* Stored data *
## START
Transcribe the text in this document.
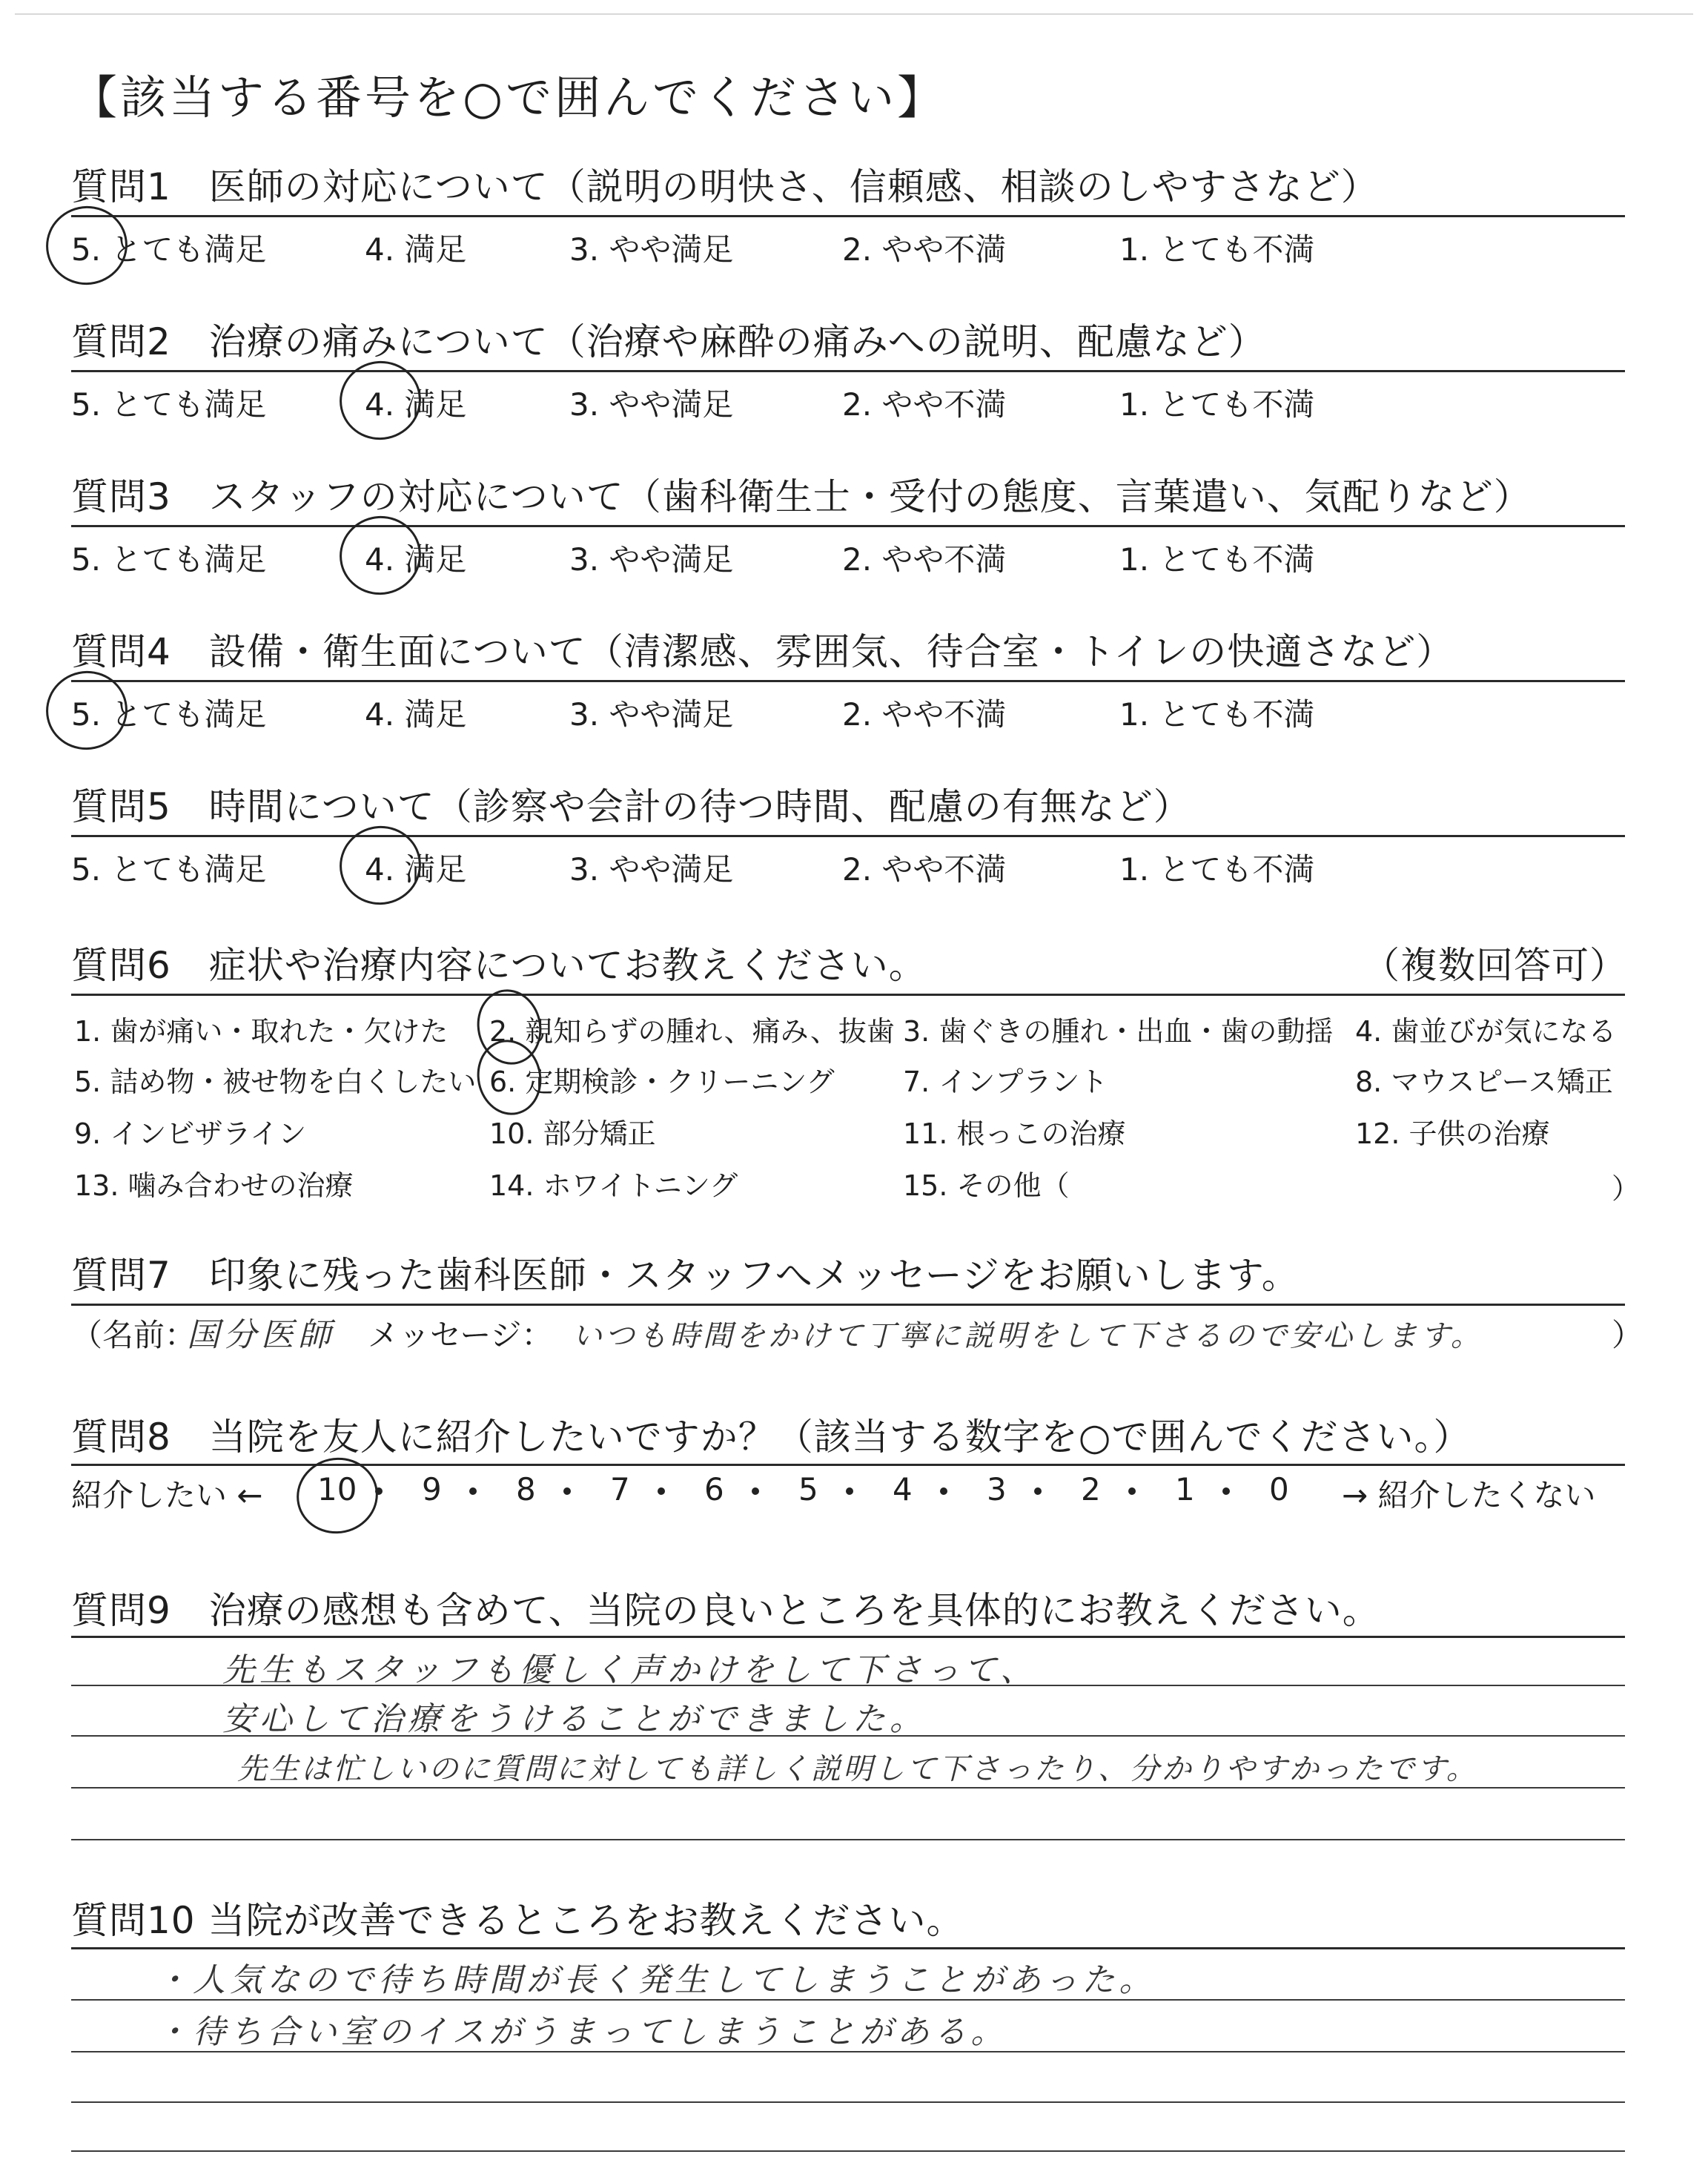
【該当する番号を○で囲んでください】
質問1　医師の対応について（説明の明快さ、信頼感、相談のしやすさなど）
5. とても満足	4. 満足	3. やや満足	2. やや不満	1. とても不満
質問2　治療の痛みについて（治療や麻酔の痛みへの説明、配慮など）
5. とても満足	4. 満足	3. やや満足	2. やや不満	1. とても不満
質問3　スタッフの対応について（歯科衛生士・受付の態度、言葉遣い、気配りなど）
5. とても満足	4. 満足	3. やや満足	2. やや不満	1. とても不満
質問4　設備・衛生面について（清潔感、雰囲気、待合室・トイレの快適さなど）
5. とても満足	4. 満足	3. やや満足	2. やや不満	1. とても不満
質問5　時間について（診察や会計の待つ時間、配慮の有無など）
5. とても満足	4. 満足	3. やや満足	2. やや不満	1. とても不満
質問6　症状や治療内容についてお教えください。	（複数回答可）
1. 歯が痛い・取れた・欠けた 2. 親知らずの腫れ、痛み、抜歯 3. 歯ぐきの腫れ・出血・歯の動揺 4. 歯並びが気になる
5. 詰め物・被せ物を白くしたい 6. 定期検診・クリーニング 7. インプラント	8. マウスピース矯正
9. インビザライン	10. 部分矯正	11. 根っこの治療	12. 子供の治療
13. 噛み合わせの治療	14. ホワイトニング	15. その他（	）
質問7　印象に残った歯科医師・スタッフへメッセージをお願いします。
（名前：
国分医師 メッセージ： いつも時間をかけて丁寧に説明をして下さるので安心します。	）
質問8　当院を友人に紹介したいですか？（該当する数字を○で囲んでください。）
紹介したい ← 10 9 8 7 6 5 4 3 2 1 0 → 紹介したくない
質問9　治療の感想も含めて、当院の良いところを具体的にお教えください。
先生もスタッフも優しく声かけをして下さって、
安心して治療をうけることができました。
先生は忙しいのに質問に対しても詳しく説明して下さったり、分かりやすかったです。
質問10 当院が改善できるところをお教えください。
・人気なので待ち時間が長く発生してしまうことがあった。
・待ち合い室のイスがうまってしまうことがある。
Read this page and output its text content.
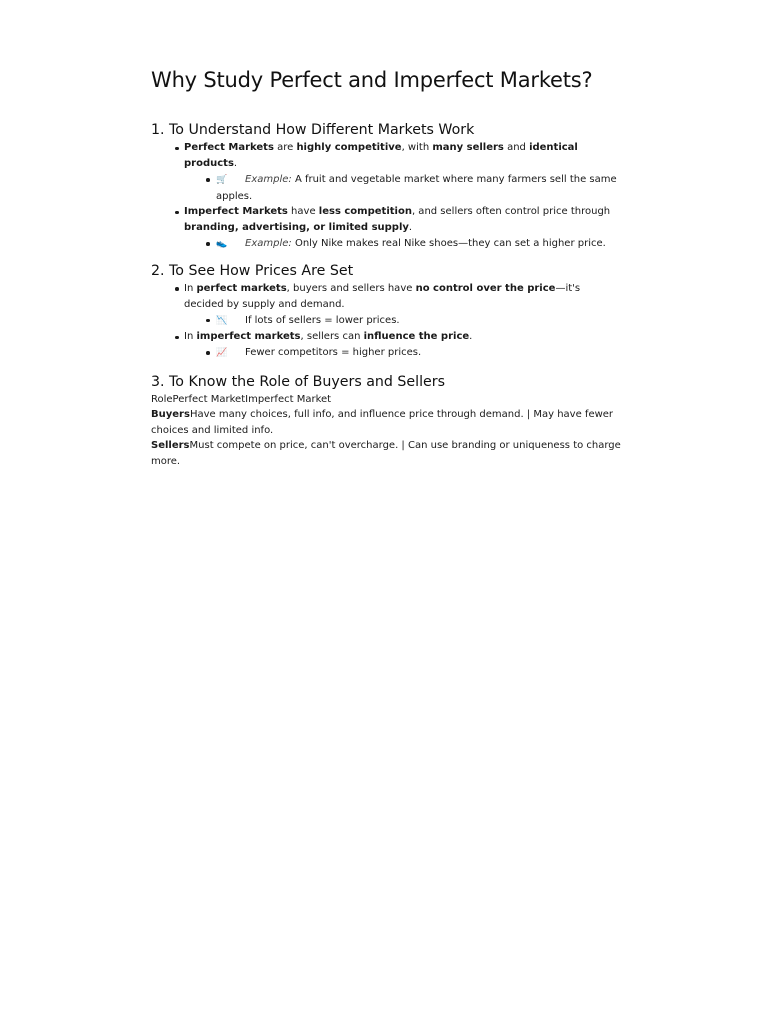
Why Study Perfect and Imperfect Markets?
1. To Understand How Different Markets Work
Perfect Markets are highly competitive, with many sellers and identical products.
🛒 Example: A fruit and vegetable market where many farmers sell the same apples.
Imperfect Markets have less competition, and sellers often control price through branding, advertising, or limited supply.
👟 Example: Only Nike makes real Nike shoes—they can set a higher price.
2. To See How Prices Are Set
In perfect markets, buyers and sellers have no control over the price—it's decided by supply and demand.
📉 If lots of sellers = lower prices.
In imperfect markets, sellers can influence the price.
📈 Fewer competitors = higher prices.
3. To Know the Role of Buyers and Sellers
RolePerfect MarketImperfect Market
BuyersHave many choices, full info, and influence price through demand. | May have fewer choices and limited info.
SellersMust compete on price, can't overcharge. | Can use branding or uniqueness to charge more.
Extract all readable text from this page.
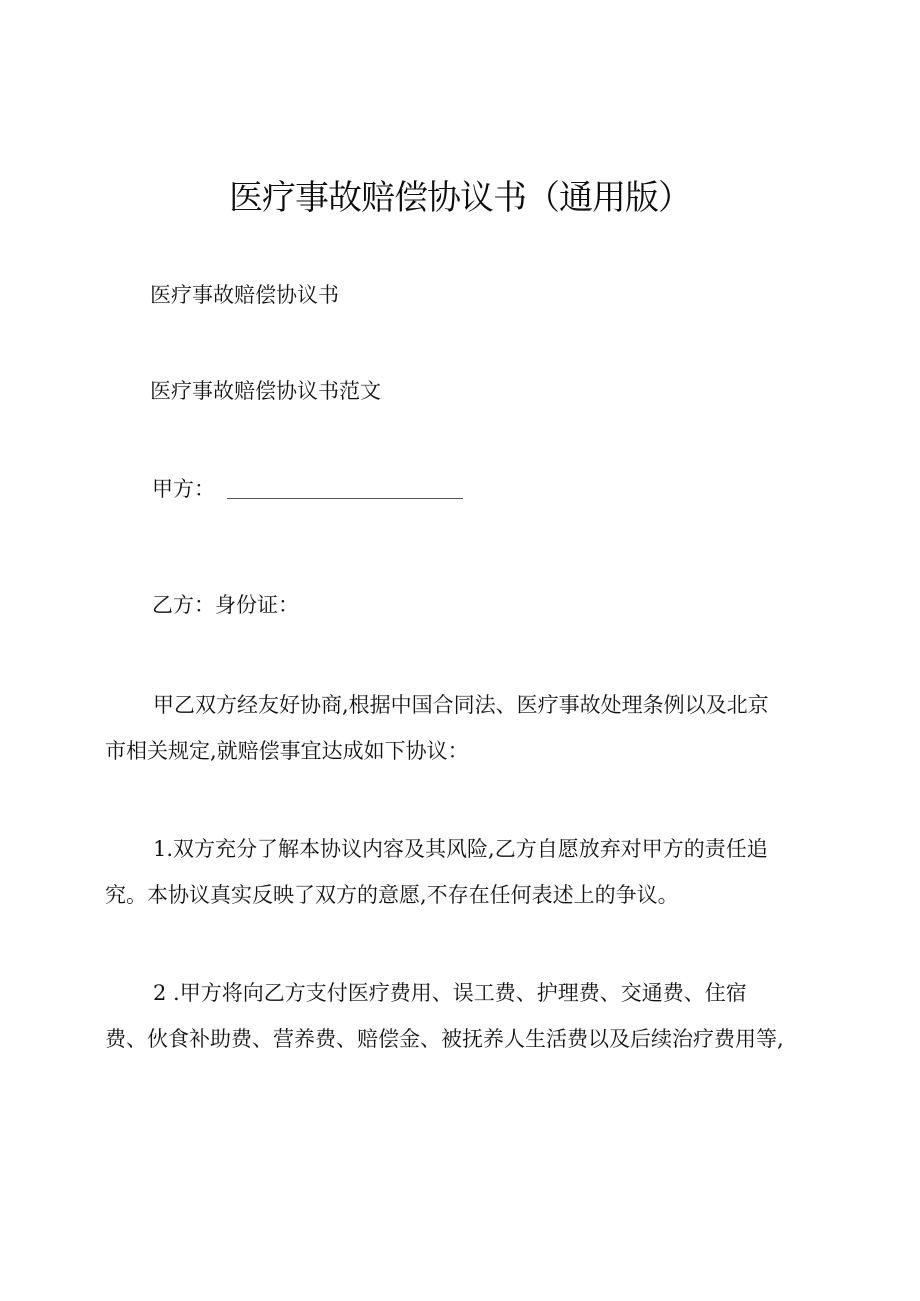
医疗事故赔偿协议书（通用版）
医疗事故赔偿协议书
医疗事故赔偿协议书范文
甲方：
乙方：身份证：
甲乙双方经友好协商,根据中国合同法、医疗事故处理条例以及北京
市相关规定,就赔偿事宜达成如下协议：
1.双方充分了解本协议内容及其风险,乙方自愿放弃对甲方的责任追
究。本协议真实反映了双方的意愿,不存在任何表述上的争议。
2 .甲方将向乙方支付医疗费用、误工费、护理费、交通费、住宿
费、伙食补助费、营养费、赔偿金、被抚养人生活费以及后续治疗费用等,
## END
* Exercise prompt *
Without the pictures, transcribe the listing above exactly.

* The response *
Transcribe the text in this document.
【該当する番号を○で囲んでください】
質問1　医師の対応について（説明の明快さ、信頼感、相談のしやすさなど）
5. とても満足	4. 満足	3. やや満足	2. やや不満	1. とても不満
質問2　治療の痛みについて（治療や麻酔の痛みへの説明、配慮など）
5. とても満足	4. 満足	3. やや満足	2. やや不満	1. とても不満
質問3　スタッフの対応について（歯科衛生士・受付の態度、言葉遣い、気配りなど）
5. とても満足	4. 満足	3. やや満足	2. やや不満	1. とても不満
質問4　設備・衛生面について（清潔感、雰囲気、待合室・トイレの快適さなど）
5. とても満足	4. 満足	3. やや満足	2. やや不満	1. とても不満
質問5　時間について（診察や会計の待つ時間、配慮の有無など）
5. とても満足	4. 満足	3. やや満足	2. やや不満	1. とても不満
質問6　症状や治療内容についてお教えください。	（複数回答可）
1. 歯が痛い・取れた・欠けた 2. 親知らずの腫れ、痛み、抜歯 3. 歯ぐきの腫れ・出血・歯の動揺 4. 歯並びが気になる
5. 詰め物・被せ物を白くしたい 6. 定期検診・クリーニング 7. インプラント	8. マウスピース矯正
9. インビザライン	10. 部分矯正	11. 根っこの治療	12. 子供の治療
13. 噛み合わせの治療	14. ホワイトニング	15. その他（	）
質問7　印象に残った歯科医師・スタッフへメッセージをお願いします。
（名前：
国分医師 メッセージ： いつも時間をかけて丁寧に説明をして下さるので安心します。	）
質問8　当院を友人に紹介したいですか？（該当する数字を○で囲んでください。）
紹介したい ← 10 9 8 7 6 5 4 3 2 1 0 → 紹介したくない
質問9　治療の感想も含めて、当院の良いところを具体的にお教えください。
先生もスタッフも優しく声かけをして下さって、
安心して治療をうけることができました。
先生は忙しいのに質問に対しても詳しく説明して下さったり、分かりやすかったです。
質問10 当院が改善できるところをお教えください。
・人気なので待ち時間が長く発生してしまうことがあった。
・待ち合い室のイスがうまってしまうことがある。
Read this page and output its text content.
Why Study Perfect and Imperfect Markets?
1. To Understand How Different Markets Work
Perfect Markets are highly competitive, with many sellers and identical products.
🛒 Example: A fruit and vegetable market where many farmers sell the same apples.
Imperfect Markets have less competition, and sellers often control price through branding, advertising, or limited supply.
👟 Example: Only Nike makes real Nike shoes—they can set a higher price.
2. To See How Prices Are Set
In perfect markets, buyers and sellers have no control over the price—it's decided by supply and demand.
📉 If lots of sellers = lower prices.
In imperfect markets, sellers can influence the price.
📈 Fewer competitors = higher prices.
3. To Know the Role of Buyers and Sellers
RolePerfect MarketImperfect Market
BuyersHave many choices, full info, and influence price through demand. | May have fewer choices and limited info.
SellersMust compete on price, can't overcharge. | Can use branding or uniqueness to charge more.
Extract all readable text from this page.
医疗事故赔偿协议书（通用版）
医疗事故赔偿协议书
医疗事故赔偿协议书范文
甲方：
乙方：身份证：
甲乙双方经友好协商,根据中国合同法、医疗事故处理条例以及北京
市相关规定,就赔偿事宜达成如下协议：
1.双方充分了解本协议内容及其风险,乙方自愿放弃对甲方的责任追
究。本协议真实反映了双方的意愿,不存在任何表述上的争议。
2 .甲方将向乙方支付医疗费用、误工费、护理费、交通费、住宿
费、伙食补助费、营养费、赔偿金、被抚养人生活费以及后续治疗费用等,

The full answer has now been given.